PROBLEM DESCRIPTION
Please give the listing again, word for word, with nothing left out.

Entries from a dataset:
============================================================

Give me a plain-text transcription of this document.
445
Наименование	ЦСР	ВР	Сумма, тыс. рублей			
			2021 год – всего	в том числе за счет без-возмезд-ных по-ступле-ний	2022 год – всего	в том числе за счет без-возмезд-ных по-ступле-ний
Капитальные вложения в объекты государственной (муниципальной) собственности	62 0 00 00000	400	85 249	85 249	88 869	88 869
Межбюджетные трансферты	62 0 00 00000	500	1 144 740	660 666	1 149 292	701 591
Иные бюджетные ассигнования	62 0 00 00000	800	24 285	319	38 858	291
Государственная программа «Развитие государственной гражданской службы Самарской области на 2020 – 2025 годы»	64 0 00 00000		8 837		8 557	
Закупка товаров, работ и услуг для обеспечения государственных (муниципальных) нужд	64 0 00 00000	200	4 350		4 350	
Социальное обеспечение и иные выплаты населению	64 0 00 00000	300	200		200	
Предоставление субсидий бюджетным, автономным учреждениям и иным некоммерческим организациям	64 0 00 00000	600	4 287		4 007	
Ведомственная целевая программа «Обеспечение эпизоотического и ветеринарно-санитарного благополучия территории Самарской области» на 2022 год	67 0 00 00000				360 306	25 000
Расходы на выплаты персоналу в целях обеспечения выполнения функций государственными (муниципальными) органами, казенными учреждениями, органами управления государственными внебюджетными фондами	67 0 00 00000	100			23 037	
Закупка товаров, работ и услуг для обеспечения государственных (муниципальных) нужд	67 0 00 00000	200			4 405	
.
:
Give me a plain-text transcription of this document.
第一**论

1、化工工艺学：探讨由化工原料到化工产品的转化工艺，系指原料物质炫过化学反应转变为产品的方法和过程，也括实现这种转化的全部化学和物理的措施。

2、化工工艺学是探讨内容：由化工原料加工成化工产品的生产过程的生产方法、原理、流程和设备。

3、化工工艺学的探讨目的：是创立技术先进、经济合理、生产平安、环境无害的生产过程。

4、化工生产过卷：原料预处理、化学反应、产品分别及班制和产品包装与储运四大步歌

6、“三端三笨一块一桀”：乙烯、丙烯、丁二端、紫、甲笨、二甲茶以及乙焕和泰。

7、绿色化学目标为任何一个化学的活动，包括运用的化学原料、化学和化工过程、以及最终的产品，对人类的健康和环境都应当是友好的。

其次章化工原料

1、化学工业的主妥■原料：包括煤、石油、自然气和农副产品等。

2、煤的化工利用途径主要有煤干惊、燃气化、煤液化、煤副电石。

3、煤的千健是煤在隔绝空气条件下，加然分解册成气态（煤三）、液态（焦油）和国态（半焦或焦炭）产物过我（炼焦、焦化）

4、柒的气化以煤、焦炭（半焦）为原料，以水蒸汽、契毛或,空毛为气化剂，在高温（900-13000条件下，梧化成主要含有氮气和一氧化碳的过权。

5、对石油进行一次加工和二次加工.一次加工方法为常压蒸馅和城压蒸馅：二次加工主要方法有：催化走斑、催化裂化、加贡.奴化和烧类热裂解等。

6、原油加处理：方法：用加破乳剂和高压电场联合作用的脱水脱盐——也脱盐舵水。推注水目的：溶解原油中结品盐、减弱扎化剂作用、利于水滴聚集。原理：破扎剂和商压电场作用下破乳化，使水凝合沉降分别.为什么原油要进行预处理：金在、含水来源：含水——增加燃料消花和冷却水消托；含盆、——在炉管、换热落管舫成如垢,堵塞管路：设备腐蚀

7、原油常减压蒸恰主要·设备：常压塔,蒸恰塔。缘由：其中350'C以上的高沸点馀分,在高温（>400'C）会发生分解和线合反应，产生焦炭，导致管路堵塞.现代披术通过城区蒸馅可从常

============================================================

RESPONSE
Give me a plain-text transcription of this document.
445
Наименование	ЦСР	ВР	Сумма, тыс. рублей			
			2021 год – всего	в том числе за счет без-возмезд-ных по-ступле-ний	2022 год – всего	в том числе за счет без-возмезд-ных по-ступле-ний
Капитальные вложения в объекты государственной (муниципальной) собственности	62 0 00 00000	400	85 249	85 249	88 869	88 869
Межбюджетные трансферты	62 0 00 00000	500	1 144 740	660 666	1 149 292	701 591
Иные бюджетные ассигнования	62 0 00 00000	800	24 285	319	38 858	291
Государственная программа «Развитие государственной гражданской службы Самарской области на 2020 – 2025 годы»	64 0 00 00000		8 837		8 557	
Закупка товаров, работ и услуг для обеспечения государственных (муниципальных) нужд	64 0 00 00000	200	4 350		4 350	
Социальное обеспечение и иные выплаты населению	64 0 00 00000	300	200		200	
Предоставление субсидий бюджетным, автономным учреждениям и иным некоммерческим организациям	64 0 00 00000	600	4 287		4 007	
Ведомственная целевая программа «Обеспечение эпизоотического и ветеринарно-санитарного благополучия территории Самарской области» на 2022 год	67 0 00 00000				360 306	25 000
Расходы на выплаты персоналу в целях обеспечения выполнения функций государственными (муниципальными) органами, казенными учреждениями, органами управления государственными внебюджетными фондами	67 0 00 00000	100			23 037	
Закупка товаров, работ и услуг для обеспечения государственных (муниципальных) нужд	67 0 00 00000	200			4 405	
.
:
Give me a plain-text transcription of this document.
第一**论

1、化工工艺学：探讨由化工原料到化工产品的转化工艺，系指原料物质炫过化学反应转变为产品的方法和过程，也括实现这种转化的全部化学和物理的措施。

2、化工工艺学是探讨内容：由化工原料加工成化工产品的生产过程的生产方法、原理、流程和设备。

3、化工工艺学的探讨目的：是创立技术先进、经济合理、生产平安、环境无害的生产过程。

4、化工生产过卷：原料预处理、化学反应、产品分别及班制和产品包装与储运四大步歌

6、“三端三笨一块一桀”：乙烯、丙烯、丁二端、紫、甲笨、二甲茶以及乙焕和泰。

7、绿色化学目标为任何一个化学的活动，包括运用的化学原料、化学和化工过程、以及最终的产品，对人类的健康和环境都应当是友好的。

其次章化工原料

1、化学工业的主妥■原料：包括煤、石油、自然气和农副产品等。

2、煤的化工利用途径主要有煤干惊、燃气化、煤液化、煤副电石。

3、煤的千健是煤在隔绝空气条件下，加然分解册成气态（煤三）、液态（焦油）和国态（半焦或焦炭）产物过我（炼焦、焦化）

4、柒的气化以煤、焦炭（半焦）为原料，以水蒸汽、契毛或,空毛为气化剂，在高温（900-13000条件下，梧化成主要含有氮气和一氧化碳的过权。

5、对石油进行一次加工和二次加工.一次加工方法为常压蒸馅和城压蒸馅：二次加工主要方法有：催化走斑、催化裂化、加贡.奴化和烧类热裂解等。

6、原油加处理：方法：用加破乳剂和高压电场联合作用的脱水脱盐——也脱盐舵水。推注水目的：溶解原油中结品盐、减弱扎化剂作用、利于水滴聚集。原理：破扎剂和商压电场作用下破乳化，使水凝合沉降分别.为什么原油要进行预处理：金在、含水来源：含水——增加燃料消花和冷却水消托；含盆、——在炉管、换热落管舫成如垢,堵塞管路：设备腐蚀

7、原油常减压蒸恰主要·设备：常压塔,蒸恰塔。缘由：其中350'C以上的高沸点馀分,在高温（>400'C）会发生分解和线合反应，产生焦炭，导致管路堵塞.现代披术通过城区蒸馅可从常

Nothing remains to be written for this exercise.